_What you are asked to do_
The listing below is to be output in its exact form.

_Records for the exercise_
=====

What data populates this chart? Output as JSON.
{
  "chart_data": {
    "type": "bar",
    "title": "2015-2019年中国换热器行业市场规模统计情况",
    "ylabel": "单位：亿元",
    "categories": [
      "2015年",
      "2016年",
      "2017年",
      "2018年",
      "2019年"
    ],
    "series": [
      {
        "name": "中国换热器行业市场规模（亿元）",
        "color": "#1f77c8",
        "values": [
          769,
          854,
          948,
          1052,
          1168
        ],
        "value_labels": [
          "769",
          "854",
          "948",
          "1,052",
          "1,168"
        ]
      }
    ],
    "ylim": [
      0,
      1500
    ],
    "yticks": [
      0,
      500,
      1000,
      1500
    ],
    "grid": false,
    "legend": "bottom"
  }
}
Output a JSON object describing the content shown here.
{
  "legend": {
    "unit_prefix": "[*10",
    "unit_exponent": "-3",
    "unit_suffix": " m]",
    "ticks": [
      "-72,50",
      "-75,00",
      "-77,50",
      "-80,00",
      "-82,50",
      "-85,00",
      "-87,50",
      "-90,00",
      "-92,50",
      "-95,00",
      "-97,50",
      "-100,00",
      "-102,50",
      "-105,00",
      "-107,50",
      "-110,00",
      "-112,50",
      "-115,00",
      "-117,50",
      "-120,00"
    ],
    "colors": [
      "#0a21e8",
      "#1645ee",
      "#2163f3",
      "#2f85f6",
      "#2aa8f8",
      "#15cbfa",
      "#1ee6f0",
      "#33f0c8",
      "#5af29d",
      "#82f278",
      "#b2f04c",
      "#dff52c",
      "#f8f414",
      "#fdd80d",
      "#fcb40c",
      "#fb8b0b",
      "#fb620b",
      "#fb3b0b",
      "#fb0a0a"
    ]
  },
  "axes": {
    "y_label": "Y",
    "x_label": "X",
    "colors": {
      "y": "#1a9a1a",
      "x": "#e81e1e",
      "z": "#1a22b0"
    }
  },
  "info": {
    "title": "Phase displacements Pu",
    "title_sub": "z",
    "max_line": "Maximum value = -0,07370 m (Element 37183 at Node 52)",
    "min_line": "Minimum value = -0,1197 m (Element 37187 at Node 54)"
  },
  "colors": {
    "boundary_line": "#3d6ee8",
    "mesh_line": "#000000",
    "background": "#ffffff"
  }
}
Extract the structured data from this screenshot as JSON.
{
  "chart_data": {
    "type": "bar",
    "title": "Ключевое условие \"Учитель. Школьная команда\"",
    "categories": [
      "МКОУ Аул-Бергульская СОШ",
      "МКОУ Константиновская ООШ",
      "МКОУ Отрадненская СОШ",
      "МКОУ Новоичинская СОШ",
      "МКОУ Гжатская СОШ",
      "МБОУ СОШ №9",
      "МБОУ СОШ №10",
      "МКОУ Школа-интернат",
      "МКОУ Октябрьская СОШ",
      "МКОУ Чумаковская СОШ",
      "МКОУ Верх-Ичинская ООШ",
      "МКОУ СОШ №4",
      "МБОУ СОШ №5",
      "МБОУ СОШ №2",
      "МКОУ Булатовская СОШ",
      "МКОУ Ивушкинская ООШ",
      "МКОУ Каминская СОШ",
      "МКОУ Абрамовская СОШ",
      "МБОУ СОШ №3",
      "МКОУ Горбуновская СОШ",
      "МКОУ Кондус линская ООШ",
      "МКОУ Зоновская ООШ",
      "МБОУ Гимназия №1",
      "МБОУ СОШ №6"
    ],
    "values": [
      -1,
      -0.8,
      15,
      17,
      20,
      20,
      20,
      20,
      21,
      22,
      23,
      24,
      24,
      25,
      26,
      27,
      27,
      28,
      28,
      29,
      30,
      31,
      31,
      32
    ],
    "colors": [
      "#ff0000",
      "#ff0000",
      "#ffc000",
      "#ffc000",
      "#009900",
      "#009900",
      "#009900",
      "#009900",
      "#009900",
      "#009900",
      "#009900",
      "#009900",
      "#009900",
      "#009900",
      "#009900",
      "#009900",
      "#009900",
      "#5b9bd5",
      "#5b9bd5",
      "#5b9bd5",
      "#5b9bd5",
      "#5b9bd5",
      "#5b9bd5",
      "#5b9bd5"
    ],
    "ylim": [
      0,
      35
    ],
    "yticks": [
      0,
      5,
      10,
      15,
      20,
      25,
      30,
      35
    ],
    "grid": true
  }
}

=====

_Solution_
What data populates this chart? Output as JSON.
{
  "chart_data": {
    "type": "bar",
    "title": "2015-2019年中国换热器行业市场规模统计情况",
    "ylabel": "单位：亿元",
    "categories": [
      "2015年",
      "2016年",
      "2017年",
      "2018年",
      "2019年"
    ],
    "series": [
      {
        "name": "中国换热器行业市场规模（亿元）",
        "color": "#1f77c8",
        "values": [
          769,
          854,
          948,
          1052,
          1168
        ],
        "value_labels": [
          "769",
          "854",
          "948",
          "1,052",
          "1,168"
        ]
      }
    ],
    "ylim": [
      0,
      1500
    ],
    "yticks": [
      0,
      500,
      1000,
      1500
    ],
    "grid": false,
    "legend": "bottom"
  }
}
Output a JSON object describing the content shown here.
{
  "legend": {
    "unit_prefix": "[*10",
    "unit_exponent": "-3",
    "unit_suffix": " m]",
    "ticks": [
      "-72,50",
      "-75,00",
      "-77,50",
      "-80,00",
      "-82,50",
      "-85,00",
      "-87,50",
      "-90,00",
      "-92,50",
      "-95,00",
      "-97,50",
      "-100,00",
      "-102,50",
      "-105,00",
      "-107,50",
      "-110,00",
      "-112,50",
      "-115,00",
      "-117,50",
      "-120,00"
    ],
    "colors": [
      "#0a21e8",
      "#1645ee",
      "#2163f3",
      "#2f85f6",
      "#2aa8f8",
      "#15cbfa",
      "#1ee6f0",
      "#33f0c8",
      "#5af29d",
      "#82f278",
      "#b2f04c",
      "#dff52c",
      "#f8f414",
      "#fdd80d",
      "#fcb40c",
      "#fb8b0b",
      "#fb620b",
      "#fb3b0b",
      "#fb0a0a"
    ]
  },
  "axes": {
    "y_label": "Y",
    "x_label": "X",
    "colors": {
      "y": "#1a9a1a",
      "x": "#e81e1e",
      "z": "#1a22b0"
    }
  },
  "info": {
    "title": "Phase displacements Pu",
    "title_sub": "z",
    "max_line": "Maximum value = -0,07370 m (Element 37183 at Node 52)",
    "min_line": "Minimum value = -0,1197 m (Element 37187 at Node 54)"
  },
  "colors": {
    "boundary_line": "#3d6ee8",
    "mesh_line": "#000000",
    "background": "#ffffff"
  }
}
Extract the structured data from this screenshot as JSON.
{
  "chart_data": {
    "type": "bar",
    "title": "Ключевое условие \"Учитель. Школьная команда\"",
    "categories": [
      "МКОУ Аул-Бергульская СОШ",
      "МКОУ Константиновская ООШ",
      "МКОУ Отрадненская СОШ",
      "МКОУ Новоичинская СОШ",
      "МКОУ Гжатская СОШ",
      "МБОУ СОШ №9",
      "МБОУ СОШ №10",
      "МКОУ Школа-интернат",
      "МКОУ Октябрьская СОШ",
      "МКОУ Чумаковская СОШ",
      "МКОУ Верх-Ичинская ООШ",
      "МКОУ СОШ №4",
      "МБОУ СОШ №5",
      "МБОУ СОШ №2",
      "МКОУ Булатовская СОШ",
      "МКОУ Ивушкинская ООШ",
      "МКОУ Каминская СОШ",
      "МКОУ Абрамовская СОШ",
      "МБОУ СОШ №3",
      "МКОУ Горбуновская СОШ",
      "МКОУ Кондус линская ООШ",
      "МКОУ Зоновская ООШ",
      "МБОУ Гимназия №1",
      "МБОУ СОШ №6"
    ],
    "values": [
      -1,
      -0.8,
      15,
      17,
      20,
      20,
      20,
      20,
      21,
      22,
      23,
      24,
      24,
      25,
      26,
      27,
      27,
      28,
      28,
      29,
      30,
      31,
      31,
      32
    ],
    "colors": [
      "#ff0000",
      "#ff0000",
      "#ffc000",
      "#ffc000",
      "#009900",
      "#009900",
      "#009900",
      "#009900",
      "#009900",
      "#009900",
      "#009900",
      "#009900",
      "#009900",
      "#009900",
      "#009900",
      "#009900",
      "#009900",
      "#5b9bd5",
      "#5b9bd5",
      "#5b9bd5",
      "#5b9bd5",
      "#5b9bd5",
      "#5b9bd5",
      "#5b9bd5"
    ],
    "ylim": [
      0,
      35
    ],
    "yticks": [
      0,
      5,
      10,
      15,
      20,
      25,
      30,
      35
    ],
    "grid": true
  }
}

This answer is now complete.